Zulip Chat Archive
Stream: new members
Topic: Type Mismatch Error
Finn Mortimore (Oct 11 2025 at 10:48):
I am trying to add an instance that shows CompleteLattice implies ChainCompletePartialOrder, but I am encountering a type mismatch error. Would be grateful if someone could explain how to resolve this and what's going wrong (I am under the assumption it's something to do with the way the PartialOrder instance of CompleteLattice is inferred). All the relevant code is below:
import Mathlib.Order.Preorder.Chain
import Mathlib.Data.Set.Lattice
variable {α : Type*}
@[ext]
structure NonemptyChain (α : Type*) [LE α] where
/-- The underlying set of a nonempty chain -/
carrier : Set α
Nonempty' : carrier.Nonempty
isChain' : IsChain (· ≤ ·) carrier
instance {α : Type*} [LE α] : SetLike (NonemptyChain α) α where
coe := NonemptyChain.carrier
coe_injective' _ _ := NonemptyChain.ext
/-- A chain complete partial order (CCPO) is a nonempty partial order such that every
nonempty chain has a supremum (which we call `cSup`) -/
class ChainCompletePartialOrder (α : Type*) extends PartialOrder α where
/-- The supremum of a nonempty chain -/
cSup : NonemptyChain α → α
/-- `cSup` is an upper bound of the nonempty chain -/
le_cSup (c : NonemptyChain α) (x : α) : x ∈ c.carrier → x ≤ cSup c
/-- `cSup` is a lower bound of the set of upper bounds of the nonempty chain -/
cSup_le (c : NonemptyChain α) (x : α) : (∀ y ∈ c.carrier, y ≤ x) → cSup c ≤ x
variable [ChainCompletePartialOrder α] {x : α} {f : α → α}
instance [CompleteLattice α] : ChainCompletePartialOrder α where
cSup c := sSup c
le_cSup c x hx := le_sSup hx
cSup_le c x h := sSup_le h
Yaël Dillies (Oct 11 2025 at 12:02):
You should remove the [ChainCompletePartialOrder α] from the variable above
Kenny Lau (Oct 11 2025 at 15:19):
Finn Mortimore said:
what's going wrong
what's going wrong is that you have a variable [ChainCompletePartialOrder α] which installs a meaning of ≤ for α, but then you also have instance [CompleteLattice α] : which installs a completely unrelated meaning, and these two are conflicting
Finn Mortimore (Oct 12 2025 at 13:23):
Thank you both!
Last updated: Dec 20 2025 at 21:32 UTC

_ _ _

Your objective> Can you sum up the thread above in two sentences?

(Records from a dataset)
_ _ _

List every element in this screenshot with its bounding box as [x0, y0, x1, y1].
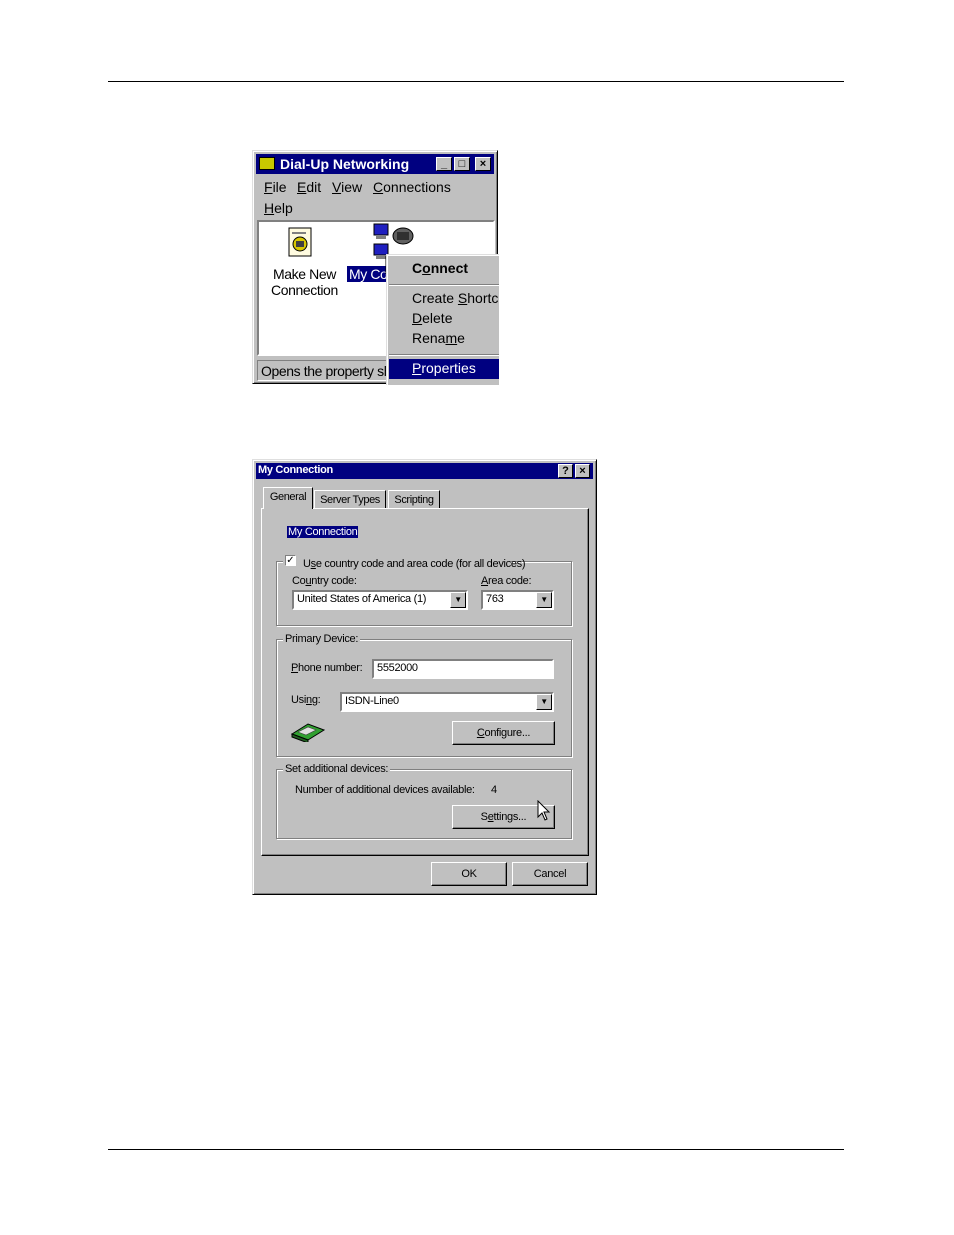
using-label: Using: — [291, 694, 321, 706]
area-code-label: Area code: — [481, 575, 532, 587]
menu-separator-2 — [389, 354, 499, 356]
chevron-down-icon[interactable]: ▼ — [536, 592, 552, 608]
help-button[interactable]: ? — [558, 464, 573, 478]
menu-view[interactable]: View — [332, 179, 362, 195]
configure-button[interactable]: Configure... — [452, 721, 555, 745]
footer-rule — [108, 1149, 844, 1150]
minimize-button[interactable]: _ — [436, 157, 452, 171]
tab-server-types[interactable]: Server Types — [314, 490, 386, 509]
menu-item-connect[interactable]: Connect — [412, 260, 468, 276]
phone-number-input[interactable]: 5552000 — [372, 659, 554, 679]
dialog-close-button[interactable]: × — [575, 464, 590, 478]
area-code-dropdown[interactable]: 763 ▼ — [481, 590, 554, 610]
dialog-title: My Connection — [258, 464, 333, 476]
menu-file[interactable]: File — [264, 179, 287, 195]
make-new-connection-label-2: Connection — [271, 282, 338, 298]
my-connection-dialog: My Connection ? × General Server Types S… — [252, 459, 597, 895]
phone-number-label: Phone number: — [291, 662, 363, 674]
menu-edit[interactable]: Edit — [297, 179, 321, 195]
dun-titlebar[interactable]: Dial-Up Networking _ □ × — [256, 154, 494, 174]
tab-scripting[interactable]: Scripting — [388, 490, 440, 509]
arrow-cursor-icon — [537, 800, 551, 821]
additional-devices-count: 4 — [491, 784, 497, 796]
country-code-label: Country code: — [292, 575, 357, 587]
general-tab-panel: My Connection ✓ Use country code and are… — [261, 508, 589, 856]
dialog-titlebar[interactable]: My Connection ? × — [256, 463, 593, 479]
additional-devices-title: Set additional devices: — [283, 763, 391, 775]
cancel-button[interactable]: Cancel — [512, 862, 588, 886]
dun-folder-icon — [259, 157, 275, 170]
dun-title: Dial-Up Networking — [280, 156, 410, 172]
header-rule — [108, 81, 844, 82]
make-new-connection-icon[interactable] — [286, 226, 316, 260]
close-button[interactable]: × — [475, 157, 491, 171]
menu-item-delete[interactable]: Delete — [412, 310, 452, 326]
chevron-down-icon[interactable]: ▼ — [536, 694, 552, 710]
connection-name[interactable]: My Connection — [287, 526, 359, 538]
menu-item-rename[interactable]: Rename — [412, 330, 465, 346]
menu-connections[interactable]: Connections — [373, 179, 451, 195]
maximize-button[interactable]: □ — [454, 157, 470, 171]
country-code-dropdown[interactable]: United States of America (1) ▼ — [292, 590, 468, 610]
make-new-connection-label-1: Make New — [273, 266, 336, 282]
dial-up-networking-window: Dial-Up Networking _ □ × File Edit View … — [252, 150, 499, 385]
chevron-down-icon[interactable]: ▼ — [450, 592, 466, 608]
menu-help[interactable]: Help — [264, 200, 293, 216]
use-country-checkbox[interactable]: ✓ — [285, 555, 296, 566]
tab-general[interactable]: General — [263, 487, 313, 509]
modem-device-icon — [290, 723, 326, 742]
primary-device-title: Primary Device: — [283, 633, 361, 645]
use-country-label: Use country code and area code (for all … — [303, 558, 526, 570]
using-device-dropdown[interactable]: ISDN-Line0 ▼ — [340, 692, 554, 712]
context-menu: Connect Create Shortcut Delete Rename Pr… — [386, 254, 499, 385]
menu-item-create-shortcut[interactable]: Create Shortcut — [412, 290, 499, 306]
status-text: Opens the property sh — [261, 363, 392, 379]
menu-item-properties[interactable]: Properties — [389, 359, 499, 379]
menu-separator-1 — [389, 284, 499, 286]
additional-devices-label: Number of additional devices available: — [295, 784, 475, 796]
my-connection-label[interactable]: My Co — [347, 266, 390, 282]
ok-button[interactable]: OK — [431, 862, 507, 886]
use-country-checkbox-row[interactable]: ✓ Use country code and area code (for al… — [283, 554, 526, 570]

_ _ _

Written answer> Finn Mortimore got a type mismatch error when adding an instance showing that CompleteLattice implies ChainCompletePartialOrder, and suspected it had to do with how the PartialOrder instance of CompleteLattice is inferred. Yaël Dillies advised removing [ChainCompletePartialOrder α] from the variable line, and Kenny Lau explained that this variable and the CompleteLattice instance each installed an unrelated meaning of ≤ for α, so the two conflicted.